### Stated problem
Select the lines that hold the word "Енисейский" and copy each one.

### Entries supplied
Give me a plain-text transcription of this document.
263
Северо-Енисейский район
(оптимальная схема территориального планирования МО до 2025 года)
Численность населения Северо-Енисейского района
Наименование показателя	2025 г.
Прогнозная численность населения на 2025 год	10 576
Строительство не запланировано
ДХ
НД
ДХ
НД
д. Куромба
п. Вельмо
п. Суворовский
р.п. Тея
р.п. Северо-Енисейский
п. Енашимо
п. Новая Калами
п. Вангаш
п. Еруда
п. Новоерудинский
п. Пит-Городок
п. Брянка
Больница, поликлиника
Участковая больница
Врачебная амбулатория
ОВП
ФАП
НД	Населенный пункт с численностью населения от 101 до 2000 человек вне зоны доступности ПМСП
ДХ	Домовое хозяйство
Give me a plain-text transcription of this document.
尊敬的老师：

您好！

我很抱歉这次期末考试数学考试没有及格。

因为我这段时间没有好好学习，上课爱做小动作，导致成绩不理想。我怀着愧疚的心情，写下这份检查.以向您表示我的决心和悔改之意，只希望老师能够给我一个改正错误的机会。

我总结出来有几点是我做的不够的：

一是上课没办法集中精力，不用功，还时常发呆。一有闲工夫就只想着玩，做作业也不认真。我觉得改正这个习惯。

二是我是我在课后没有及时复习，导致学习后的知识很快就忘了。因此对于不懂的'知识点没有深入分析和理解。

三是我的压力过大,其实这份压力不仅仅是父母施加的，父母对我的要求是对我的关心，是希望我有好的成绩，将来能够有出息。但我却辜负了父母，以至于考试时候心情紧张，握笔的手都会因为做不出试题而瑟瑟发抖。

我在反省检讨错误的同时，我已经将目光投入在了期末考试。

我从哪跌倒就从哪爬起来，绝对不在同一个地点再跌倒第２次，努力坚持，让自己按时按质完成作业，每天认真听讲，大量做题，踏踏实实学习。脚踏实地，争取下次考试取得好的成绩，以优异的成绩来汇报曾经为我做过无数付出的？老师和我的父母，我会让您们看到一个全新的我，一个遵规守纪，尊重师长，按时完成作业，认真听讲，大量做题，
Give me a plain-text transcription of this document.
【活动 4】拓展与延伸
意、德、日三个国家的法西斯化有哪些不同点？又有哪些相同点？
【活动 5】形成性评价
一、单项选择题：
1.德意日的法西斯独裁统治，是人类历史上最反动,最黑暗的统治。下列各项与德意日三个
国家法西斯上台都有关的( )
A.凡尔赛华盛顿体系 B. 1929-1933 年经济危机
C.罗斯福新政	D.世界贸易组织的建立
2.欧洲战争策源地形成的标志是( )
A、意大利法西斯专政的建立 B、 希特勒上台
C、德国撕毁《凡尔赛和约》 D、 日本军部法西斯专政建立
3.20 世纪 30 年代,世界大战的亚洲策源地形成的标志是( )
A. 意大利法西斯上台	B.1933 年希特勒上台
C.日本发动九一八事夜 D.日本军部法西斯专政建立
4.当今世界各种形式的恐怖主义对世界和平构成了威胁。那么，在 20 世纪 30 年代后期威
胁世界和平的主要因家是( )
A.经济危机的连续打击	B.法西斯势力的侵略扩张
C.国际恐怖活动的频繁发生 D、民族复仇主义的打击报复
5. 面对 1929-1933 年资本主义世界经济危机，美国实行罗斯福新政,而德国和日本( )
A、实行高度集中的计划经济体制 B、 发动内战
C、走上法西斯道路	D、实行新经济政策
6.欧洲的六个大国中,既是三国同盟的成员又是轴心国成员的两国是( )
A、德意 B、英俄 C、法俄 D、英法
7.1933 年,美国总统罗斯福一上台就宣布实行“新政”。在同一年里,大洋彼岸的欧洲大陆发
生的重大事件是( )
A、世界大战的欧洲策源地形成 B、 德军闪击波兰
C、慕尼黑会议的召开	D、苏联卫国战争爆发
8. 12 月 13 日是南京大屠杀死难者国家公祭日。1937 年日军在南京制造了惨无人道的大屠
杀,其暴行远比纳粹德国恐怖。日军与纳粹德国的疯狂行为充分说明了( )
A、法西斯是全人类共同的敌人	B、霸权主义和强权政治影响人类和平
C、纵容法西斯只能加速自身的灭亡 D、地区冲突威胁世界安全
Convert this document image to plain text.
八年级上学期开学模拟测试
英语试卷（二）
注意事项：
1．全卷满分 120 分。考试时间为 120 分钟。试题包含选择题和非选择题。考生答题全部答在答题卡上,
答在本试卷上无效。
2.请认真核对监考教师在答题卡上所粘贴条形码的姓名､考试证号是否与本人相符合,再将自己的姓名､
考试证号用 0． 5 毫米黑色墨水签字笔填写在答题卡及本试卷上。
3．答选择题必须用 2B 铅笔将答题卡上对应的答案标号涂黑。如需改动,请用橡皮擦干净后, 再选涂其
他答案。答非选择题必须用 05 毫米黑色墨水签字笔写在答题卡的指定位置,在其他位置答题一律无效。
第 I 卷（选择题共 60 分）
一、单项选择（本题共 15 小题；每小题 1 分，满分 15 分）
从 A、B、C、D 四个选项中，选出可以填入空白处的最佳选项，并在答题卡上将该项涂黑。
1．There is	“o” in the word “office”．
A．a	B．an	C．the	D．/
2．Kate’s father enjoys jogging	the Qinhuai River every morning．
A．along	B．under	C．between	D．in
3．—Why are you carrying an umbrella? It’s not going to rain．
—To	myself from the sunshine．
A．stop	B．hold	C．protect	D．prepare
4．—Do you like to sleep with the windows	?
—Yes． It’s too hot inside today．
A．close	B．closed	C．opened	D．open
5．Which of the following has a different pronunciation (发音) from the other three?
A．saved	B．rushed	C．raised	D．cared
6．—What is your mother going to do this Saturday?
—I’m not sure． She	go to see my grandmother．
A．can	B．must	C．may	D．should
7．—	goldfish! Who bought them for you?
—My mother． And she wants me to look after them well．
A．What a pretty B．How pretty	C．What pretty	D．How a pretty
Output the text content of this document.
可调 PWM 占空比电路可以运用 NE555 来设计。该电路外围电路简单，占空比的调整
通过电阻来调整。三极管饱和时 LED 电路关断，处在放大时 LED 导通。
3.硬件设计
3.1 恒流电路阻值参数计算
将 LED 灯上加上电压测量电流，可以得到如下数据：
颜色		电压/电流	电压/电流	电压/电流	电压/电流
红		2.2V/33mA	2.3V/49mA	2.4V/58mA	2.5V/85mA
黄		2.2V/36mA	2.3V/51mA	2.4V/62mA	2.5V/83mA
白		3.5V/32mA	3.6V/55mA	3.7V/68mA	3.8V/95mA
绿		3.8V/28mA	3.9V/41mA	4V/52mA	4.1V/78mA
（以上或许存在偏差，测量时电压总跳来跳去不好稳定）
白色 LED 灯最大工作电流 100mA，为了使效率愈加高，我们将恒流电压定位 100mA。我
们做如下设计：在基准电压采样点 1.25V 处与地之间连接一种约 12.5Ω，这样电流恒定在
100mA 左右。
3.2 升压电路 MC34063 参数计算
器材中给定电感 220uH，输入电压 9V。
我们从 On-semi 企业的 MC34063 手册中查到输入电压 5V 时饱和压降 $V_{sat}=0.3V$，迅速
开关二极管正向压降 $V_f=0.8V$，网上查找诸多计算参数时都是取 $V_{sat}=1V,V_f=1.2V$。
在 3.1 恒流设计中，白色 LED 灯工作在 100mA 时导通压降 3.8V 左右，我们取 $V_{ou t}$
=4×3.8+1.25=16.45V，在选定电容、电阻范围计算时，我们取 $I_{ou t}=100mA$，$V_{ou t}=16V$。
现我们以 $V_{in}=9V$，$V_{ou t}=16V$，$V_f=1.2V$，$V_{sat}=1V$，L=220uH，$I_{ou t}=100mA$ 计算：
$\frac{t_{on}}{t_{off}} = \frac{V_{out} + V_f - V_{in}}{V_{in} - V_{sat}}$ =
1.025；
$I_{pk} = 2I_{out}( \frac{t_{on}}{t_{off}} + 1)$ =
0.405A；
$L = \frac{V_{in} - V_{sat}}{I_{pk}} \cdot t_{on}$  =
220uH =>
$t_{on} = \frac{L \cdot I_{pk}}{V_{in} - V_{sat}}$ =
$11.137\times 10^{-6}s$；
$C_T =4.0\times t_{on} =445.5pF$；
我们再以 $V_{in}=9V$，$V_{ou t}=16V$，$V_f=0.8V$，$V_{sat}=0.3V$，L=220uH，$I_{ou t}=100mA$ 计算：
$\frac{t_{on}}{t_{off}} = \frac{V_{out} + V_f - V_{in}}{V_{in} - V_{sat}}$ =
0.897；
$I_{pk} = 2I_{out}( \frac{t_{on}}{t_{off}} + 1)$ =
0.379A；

### Task result
Северо-Енисейский район
р.п. Северо-Енисейский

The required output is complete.